+++ Input

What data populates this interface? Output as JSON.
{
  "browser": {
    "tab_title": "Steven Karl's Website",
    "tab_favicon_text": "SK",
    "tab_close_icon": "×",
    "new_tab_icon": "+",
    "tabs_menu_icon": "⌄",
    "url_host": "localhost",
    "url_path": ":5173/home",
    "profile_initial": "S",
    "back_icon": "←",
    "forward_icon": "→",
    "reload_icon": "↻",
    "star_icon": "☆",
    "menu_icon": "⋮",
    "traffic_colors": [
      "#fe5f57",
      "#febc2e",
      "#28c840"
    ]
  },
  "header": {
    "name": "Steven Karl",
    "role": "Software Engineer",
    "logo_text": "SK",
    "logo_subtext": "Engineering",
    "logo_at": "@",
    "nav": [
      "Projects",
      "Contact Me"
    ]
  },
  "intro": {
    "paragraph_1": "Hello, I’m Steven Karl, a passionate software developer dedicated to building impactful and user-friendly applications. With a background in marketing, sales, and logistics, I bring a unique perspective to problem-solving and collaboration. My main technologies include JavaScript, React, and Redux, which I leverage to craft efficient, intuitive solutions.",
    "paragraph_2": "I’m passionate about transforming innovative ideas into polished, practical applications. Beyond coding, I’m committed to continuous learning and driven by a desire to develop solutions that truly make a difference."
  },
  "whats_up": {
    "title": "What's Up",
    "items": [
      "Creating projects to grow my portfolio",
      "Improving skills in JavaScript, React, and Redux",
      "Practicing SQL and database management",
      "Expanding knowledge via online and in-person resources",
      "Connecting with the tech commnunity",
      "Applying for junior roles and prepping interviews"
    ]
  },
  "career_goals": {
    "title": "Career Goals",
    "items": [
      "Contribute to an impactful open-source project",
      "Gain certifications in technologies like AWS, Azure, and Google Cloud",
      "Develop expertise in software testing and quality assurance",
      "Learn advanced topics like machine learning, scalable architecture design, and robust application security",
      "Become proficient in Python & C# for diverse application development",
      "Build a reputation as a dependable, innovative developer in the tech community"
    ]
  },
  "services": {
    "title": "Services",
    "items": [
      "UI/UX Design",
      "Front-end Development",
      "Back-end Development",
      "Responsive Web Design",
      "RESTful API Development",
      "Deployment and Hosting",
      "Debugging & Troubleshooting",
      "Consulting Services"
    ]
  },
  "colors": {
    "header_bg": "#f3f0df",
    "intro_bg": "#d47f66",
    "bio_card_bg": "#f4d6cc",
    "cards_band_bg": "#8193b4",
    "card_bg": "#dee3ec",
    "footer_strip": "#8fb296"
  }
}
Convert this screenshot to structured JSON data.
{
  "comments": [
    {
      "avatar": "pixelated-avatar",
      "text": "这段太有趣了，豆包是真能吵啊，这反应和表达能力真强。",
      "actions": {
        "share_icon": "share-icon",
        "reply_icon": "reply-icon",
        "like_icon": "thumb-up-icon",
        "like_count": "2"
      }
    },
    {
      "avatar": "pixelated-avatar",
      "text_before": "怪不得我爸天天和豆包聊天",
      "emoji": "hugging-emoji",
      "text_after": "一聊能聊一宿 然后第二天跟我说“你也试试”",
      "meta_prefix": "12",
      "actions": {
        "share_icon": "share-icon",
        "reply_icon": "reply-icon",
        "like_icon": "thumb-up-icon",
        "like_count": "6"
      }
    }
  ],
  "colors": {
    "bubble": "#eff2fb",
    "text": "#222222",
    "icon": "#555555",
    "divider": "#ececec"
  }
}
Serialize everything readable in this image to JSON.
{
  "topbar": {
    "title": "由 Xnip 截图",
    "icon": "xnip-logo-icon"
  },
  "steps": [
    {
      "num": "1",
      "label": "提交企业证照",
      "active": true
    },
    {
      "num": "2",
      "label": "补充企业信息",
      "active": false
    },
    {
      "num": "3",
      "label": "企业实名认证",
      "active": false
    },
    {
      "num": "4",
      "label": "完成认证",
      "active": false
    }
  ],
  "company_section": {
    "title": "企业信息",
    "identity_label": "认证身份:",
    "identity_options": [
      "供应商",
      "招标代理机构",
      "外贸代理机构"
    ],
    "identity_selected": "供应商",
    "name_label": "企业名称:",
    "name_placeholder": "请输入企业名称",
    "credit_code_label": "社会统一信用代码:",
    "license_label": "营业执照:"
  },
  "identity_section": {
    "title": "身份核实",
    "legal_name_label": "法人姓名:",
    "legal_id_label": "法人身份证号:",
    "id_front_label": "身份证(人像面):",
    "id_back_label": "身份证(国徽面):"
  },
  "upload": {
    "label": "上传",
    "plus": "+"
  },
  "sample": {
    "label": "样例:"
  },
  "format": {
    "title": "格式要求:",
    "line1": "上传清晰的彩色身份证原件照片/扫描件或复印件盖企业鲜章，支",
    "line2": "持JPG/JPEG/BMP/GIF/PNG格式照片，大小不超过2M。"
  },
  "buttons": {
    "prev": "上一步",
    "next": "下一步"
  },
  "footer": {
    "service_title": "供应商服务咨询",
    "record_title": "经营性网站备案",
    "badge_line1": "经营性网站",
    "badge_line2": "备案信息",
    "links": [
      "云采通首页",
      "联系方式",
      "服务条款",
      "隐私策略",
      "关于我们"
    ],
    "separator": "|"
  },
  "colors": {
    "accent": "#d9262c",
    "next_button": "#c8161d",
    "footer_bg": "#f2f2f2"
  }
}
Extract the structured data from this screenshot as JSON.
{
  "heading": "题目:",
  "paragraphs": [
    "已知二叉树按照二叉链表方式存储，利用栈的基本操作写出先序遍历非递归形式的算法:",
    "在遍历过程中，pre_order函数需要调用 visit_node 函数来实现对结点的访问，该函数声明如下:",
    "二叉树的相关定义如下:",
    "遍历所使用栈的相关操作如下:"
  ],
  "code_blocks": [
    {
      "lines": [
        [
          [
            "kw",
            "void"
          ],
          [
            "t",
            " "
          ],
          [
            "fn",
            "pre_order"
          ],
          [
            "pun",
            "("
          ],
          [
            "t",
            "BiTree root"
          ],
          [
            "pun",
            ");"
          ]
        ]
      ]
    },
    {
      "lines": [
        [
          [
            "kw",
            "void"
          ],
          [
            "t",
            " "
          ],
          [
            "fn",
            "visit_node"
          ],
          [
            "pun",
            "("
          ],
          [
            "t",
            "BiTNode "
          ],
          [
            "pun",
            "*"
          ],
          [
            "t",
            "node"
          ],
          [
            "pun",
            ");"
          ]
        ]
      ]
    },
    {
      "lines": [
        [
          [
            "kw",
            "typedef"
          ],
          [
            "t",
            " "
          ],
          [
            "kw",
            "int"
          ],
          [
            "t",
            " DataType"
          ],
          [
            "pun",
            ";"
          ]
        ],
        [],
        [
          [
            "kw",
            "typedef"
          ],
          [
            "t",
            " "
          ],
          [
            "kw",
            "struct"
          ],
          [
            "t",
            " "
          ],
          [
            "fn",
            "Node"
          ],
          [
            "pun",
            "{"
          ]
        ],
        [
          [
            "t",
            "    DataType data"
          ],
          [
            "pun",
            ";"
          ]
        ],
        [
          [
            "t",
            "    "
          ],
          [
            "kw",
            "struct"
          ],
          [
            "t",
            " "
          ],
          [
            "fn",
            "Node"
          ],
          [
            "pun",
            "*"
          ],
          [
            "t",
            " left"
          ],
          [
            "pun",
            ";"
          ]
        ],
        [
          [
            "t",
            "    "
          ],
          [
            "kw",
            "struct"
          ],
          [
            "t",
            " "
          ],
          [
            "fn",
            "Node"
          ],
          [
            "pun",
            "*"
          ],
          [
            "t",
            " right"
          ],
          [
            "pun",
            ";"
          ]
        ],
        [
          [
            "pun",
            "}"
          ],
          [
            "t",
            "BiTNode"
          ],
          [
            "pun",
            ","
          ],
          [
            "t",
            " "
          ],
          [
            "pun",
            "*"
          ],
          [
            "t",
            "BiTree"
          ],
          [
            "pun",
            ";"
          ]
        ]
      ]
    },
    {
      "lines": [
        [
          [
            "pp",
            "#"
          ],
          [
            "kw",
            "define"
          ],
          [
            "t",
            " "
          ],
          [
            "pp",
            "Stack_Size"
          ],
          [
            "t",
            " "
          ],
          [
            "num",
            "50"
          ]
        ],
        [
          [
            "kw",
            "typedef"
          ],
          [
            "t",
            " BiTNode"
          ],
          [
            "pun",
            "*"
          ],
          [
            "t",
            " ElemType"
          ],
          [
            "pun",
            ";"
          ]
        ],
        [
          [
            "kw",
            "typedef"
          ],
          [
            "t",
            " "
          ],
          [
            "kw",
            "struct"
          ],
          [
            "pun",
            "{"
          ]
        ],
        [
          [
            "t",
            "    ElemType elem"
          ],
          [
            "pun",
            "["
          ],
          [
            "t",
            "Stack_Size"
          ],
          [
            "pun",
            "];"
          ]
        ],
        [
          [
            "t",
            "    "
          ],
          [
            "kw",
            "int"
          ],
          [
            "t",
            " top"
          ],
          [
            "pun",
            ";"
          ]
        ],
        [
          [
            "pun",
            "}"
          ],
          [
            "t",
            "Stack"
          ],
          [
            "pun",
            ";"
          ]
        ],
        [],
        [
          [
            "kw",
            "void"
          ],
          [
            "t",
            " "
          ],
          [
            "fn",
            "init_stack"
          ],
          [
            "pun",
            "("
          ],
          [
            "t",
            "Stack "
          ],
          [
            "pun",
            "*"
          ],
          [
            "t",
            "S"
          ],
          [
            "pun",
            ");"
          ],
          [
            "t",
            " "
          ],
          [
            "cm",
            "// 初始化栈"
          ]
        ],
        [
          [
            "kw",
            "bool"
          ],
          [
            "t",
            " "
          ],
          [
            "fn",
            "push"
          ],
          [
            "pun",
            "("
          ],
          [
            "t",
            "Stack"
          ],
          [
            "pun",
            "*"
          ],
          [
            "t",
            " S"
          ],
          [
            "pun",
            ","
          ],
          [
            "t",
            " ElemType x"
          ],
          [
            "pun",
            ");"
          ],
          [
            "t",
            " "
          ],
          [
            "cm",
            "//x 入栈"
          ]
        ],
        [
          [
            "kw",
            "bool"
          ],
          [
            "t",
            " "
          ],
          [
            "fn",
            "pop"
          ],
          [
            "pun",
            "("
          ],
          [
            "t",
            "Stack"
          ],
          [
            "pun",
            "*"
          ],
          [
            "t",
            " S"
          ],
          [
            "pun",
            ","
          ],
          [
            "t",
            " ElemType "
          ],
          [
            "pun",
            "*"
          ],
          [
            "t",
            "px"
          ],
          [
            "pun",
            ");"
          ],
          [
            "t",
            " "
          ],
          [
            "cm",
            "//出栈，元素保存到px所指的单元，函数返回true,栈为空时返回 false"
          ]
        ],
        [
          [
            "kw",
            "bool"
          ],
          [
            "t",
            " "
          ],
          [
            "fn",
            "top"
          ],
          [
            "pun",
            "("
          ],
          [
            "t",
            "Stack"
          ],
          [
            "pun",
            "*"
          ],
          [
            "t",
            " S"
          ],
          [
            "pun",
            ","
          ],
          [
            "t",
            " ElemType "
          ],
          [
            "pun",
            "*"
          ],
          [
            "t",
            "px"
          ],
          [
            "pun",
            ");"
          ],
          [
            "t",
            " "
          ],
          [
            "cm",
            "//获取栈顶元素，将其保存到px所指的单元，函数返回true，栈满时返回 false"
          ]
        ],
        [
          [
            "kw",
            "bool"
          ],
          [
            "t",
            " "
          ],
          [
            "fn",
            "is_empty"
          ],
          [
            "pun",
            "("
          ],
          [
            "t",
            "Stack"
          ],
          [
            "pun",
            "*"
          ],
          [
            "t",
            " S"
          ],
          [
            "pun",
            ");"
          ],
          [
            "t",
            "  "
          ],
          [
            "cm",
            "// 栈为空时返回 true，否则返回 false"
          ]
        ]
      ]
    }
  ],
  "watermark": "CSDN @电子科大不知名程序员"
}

++++++

> [What is being asked] Check each line of the records for "innovative" and copy the ones that contain it.

> [Result of this task]
    "paragraph_2": "I’m passionate about transforming innovative ideas into polished, practical applications. Beyond coding, I’m committed to continuous learning and driven by a desire to develop solutions that truly make a difference."
      "Build a reputation as a dependable, innovative developer in the tech community"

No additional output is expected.